[Start of The records]

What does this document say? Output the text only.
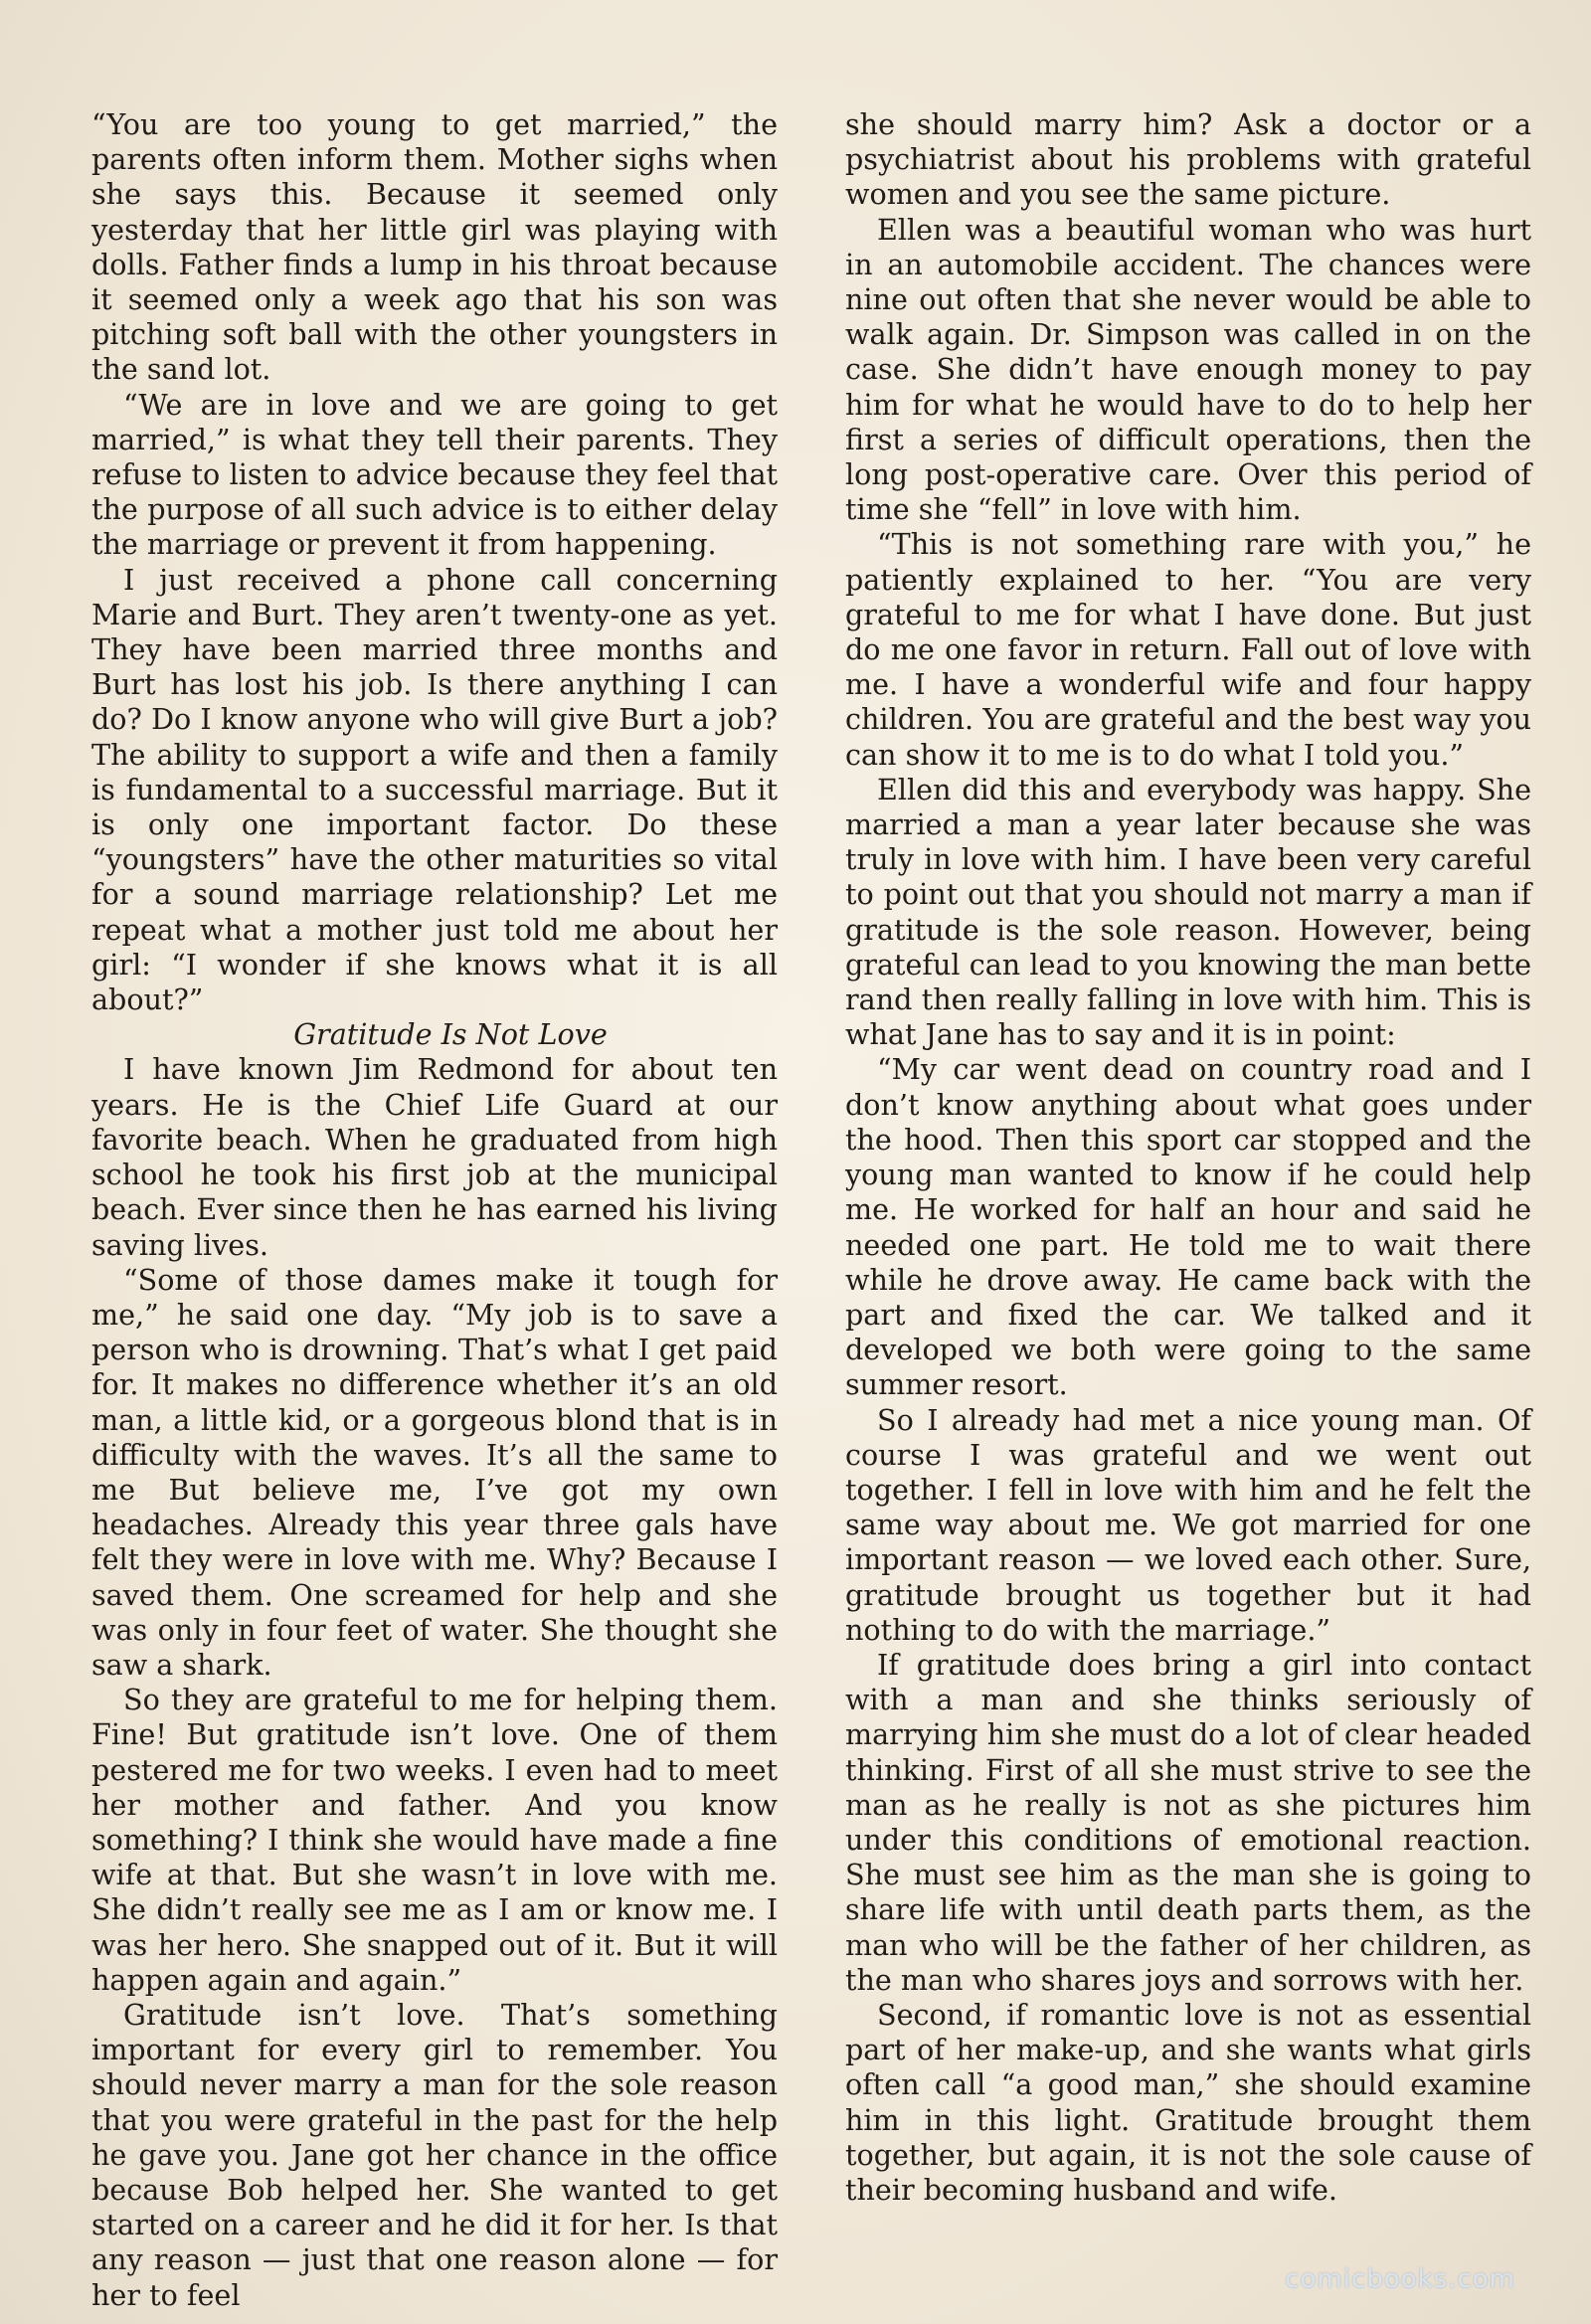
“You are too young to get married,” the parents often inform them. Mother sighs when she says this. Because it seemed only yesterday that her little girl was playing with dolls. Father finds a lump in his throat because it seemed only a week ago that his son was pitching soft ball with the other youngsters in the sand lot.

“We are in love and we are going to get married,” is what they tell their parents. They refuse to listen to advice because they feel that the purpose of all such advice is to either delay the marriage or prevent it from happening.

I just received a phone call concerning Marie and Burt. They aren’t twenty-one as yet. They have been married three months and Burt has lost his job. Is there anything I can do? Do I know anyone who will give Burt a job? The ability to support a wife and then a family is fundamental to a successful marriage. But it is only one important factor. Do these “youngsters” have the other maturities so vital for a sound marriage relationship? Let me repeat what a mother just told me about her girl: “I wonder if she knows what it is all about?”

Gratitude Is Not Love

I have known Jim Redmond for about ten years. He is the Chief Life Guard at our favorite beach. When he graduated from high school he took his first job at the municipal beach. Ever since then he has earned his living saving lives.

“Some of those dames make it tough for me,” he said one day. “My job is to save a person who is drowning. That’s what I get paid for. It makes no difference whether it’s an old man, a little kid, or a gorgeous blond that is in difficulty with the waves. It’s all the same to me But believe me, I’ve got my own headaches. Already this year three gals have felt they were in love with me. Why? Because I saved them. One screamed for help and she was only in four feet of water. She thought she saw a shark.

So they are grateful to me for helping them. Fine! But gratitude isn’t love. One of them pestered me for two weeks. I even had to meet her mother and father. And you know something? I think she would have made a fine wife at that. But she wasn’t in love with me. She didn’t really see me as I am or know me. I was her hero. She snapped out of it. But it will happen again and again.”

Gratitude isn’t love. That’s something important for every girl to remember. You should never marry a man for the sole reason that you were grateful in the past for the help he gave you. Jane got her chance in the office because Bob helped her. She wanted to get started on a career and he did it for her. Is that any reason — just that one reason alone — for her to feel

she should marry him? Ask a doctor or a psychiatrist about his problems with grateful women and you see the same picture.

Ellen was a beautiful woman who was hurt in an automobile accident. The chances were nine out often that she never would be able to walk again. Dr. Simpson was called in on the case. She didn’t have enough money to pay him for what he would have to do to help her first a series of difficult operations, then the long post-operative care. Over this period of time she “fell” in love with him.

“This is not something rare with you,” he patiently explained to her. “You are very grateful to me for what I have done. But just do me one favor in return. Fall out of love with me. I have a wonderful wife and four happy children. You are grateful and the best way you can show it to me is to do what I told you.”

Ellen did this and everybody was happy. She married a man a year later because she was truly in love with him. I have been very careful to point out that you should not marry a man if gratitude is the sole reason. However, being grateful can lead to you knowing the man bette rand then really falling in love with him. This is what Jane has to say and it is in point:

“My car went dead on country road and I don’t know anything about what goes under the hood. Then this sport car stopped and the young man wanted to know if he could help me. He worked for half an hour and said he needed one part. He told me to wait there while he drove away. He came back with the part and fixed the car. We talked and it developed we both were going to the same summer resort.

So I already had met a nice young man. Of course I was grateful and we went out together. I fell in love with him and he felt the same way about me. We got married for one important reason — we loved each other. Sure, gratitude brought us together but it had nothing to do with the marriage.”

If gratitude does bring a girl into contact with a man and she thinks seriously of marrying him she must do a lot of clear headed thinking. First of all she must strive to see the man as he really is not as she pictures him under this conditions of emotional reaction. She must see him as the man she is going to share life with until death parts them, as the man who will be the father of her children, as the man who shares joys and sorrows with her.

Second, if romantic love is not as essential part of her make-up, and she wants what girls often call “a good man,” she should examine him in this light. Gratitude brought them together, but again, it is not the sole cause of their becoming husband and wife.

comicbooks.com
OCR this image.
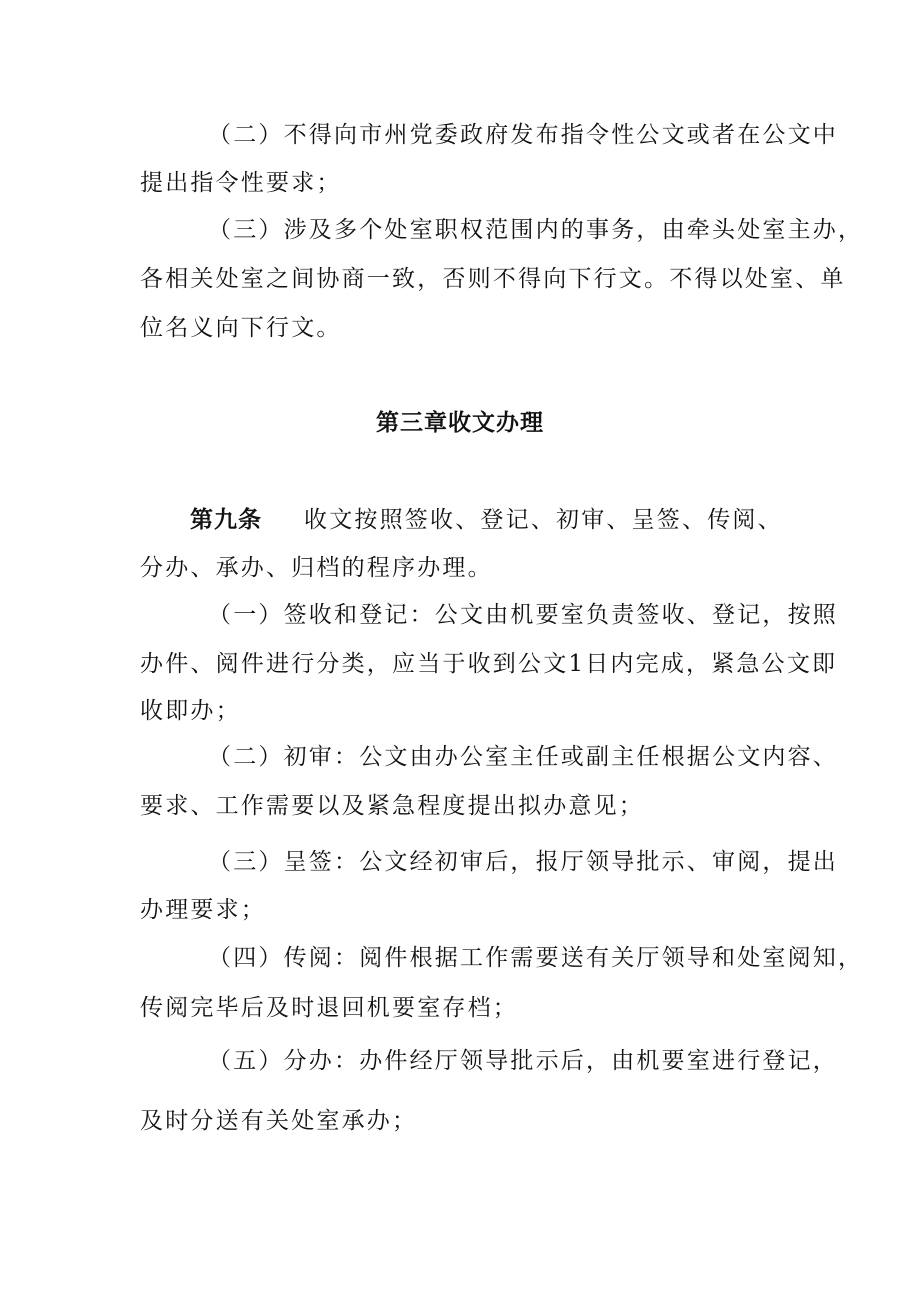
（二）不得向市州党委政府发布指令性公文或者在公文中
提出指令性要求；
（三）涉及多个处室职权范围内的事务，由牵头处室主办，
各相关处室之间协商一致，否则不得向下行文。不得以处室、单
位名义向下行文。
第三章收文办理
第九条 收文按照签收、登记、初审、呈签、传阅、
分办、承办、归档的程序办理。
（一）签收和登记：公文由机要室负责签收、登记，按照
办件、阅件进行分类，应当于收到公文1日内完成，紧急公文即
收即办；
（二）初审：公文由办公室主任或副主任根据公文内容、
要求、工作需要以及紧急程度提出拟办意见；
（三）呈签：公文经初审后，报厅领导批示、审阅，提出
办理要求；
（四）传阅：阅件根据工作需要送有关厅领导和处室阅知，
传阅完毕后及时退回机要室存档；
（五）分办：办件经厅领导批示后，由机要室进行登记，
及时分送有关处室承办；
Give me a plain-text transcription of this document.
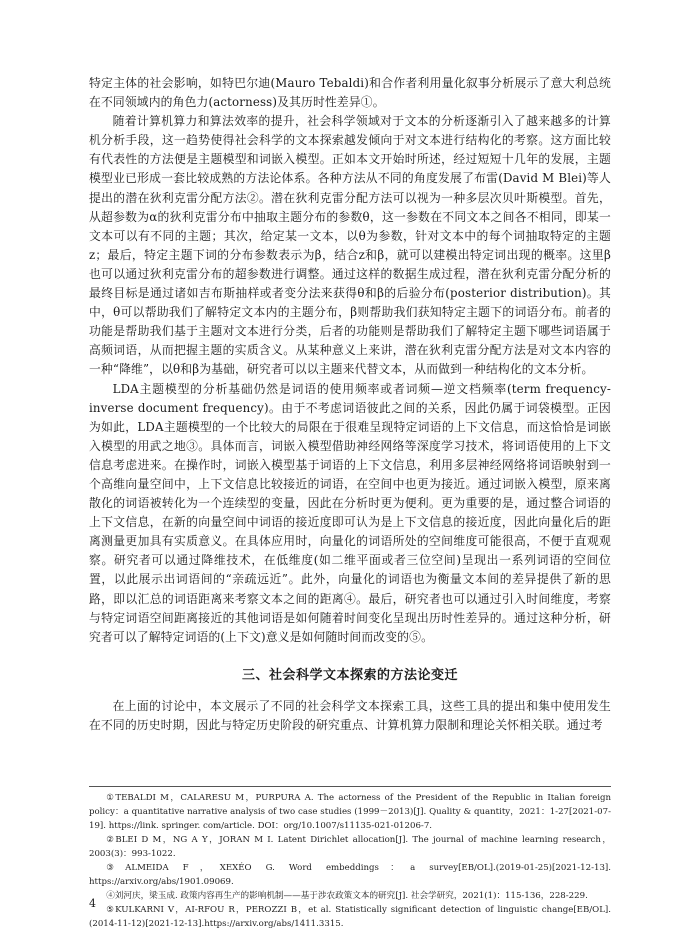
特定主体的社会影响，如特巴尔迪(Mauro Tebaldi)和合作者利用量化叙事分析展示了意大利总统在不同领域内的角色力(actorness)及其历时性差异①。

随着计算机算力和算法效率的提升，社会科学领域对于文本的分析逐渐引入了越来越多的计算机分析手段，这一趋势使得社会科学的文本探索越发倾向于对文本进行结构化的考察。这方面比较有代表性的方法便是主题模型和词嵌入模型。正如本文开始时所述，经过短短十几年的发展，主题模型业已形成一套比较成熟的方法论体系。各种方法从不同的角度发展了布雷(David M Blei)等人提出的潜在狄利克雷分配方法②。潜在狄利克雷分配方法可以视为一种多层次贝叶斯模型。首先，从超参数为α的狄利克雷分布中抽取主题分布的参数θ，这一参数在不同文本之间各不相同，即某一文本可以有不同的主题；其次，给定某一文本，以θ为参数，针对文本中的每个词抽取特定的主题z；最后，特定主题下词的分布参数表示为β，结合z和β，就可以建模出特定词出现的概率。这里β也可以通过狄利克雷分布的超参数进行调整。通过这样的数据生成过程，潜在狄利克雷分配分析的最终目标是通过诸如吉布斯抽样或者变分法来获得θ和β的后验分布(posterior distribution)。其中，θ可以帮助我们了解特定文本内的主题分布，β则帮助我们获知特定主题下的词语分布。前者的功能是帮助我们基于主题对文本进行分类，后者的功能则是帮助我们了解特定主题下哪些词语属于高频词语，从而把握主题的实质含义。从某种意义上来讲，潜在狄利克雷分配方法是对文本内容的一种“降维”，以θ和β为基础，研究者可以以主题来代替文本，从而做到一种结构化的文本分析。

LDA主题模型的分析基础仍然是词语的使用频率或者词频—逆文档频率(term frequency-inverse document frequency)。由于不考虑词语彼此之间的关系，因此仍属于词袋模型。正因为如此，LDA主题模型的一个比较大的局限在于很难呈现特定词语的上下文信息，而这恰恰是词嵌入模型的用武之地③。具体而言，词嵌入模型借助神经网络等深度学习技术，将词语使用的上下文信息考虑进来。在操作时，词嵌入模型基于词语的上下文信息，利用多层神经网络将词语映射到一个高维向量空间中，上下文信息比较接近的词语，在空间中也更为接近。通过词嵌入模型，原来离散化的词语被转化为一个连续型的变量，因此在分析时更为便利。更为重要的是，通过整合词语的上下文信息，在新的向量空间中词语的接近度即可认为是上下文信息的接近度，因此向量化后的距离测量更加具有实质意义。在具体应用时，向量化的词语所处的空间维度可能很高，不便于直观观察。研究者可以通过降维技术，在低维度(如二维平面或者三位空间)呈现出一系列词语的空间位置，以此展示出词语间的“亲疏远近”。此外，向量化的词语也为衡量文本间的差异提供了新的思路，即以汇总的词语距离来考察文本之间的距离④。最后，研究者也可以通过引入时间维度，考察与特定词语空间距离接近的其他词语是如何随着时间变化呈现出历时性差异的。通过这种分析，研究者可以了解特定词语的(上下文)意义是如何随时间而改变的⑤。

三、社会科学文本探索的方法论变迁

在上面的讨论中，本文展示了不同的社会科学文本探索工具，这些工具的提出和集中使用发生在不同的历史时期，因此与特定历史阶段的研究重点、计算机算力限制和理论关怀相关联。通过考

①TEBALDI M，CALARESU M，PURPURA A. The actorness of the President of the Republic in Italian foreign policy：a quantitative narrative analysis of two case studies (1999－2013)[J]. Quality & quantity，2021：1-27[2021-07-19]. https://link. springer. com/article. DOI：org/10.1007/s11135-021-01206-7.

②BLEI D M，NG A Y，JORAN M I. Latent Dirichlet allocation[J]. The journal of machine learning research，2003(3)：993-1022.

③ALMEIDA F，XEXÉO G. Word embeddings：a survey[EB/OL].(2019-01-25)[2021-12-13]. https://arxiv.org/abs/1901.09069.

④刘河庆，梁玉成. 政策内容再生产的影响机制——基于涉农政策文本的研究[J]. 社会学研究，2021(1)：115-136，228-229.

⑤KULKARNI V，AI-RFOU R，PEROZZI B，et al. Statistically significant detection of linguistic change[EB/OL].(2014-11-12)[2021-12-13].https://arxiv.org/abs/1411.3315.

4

[End of The records]

* Aim of the task: Go through the data and count each line that has the word "from", then give the total alone.

* Answer for the task: 2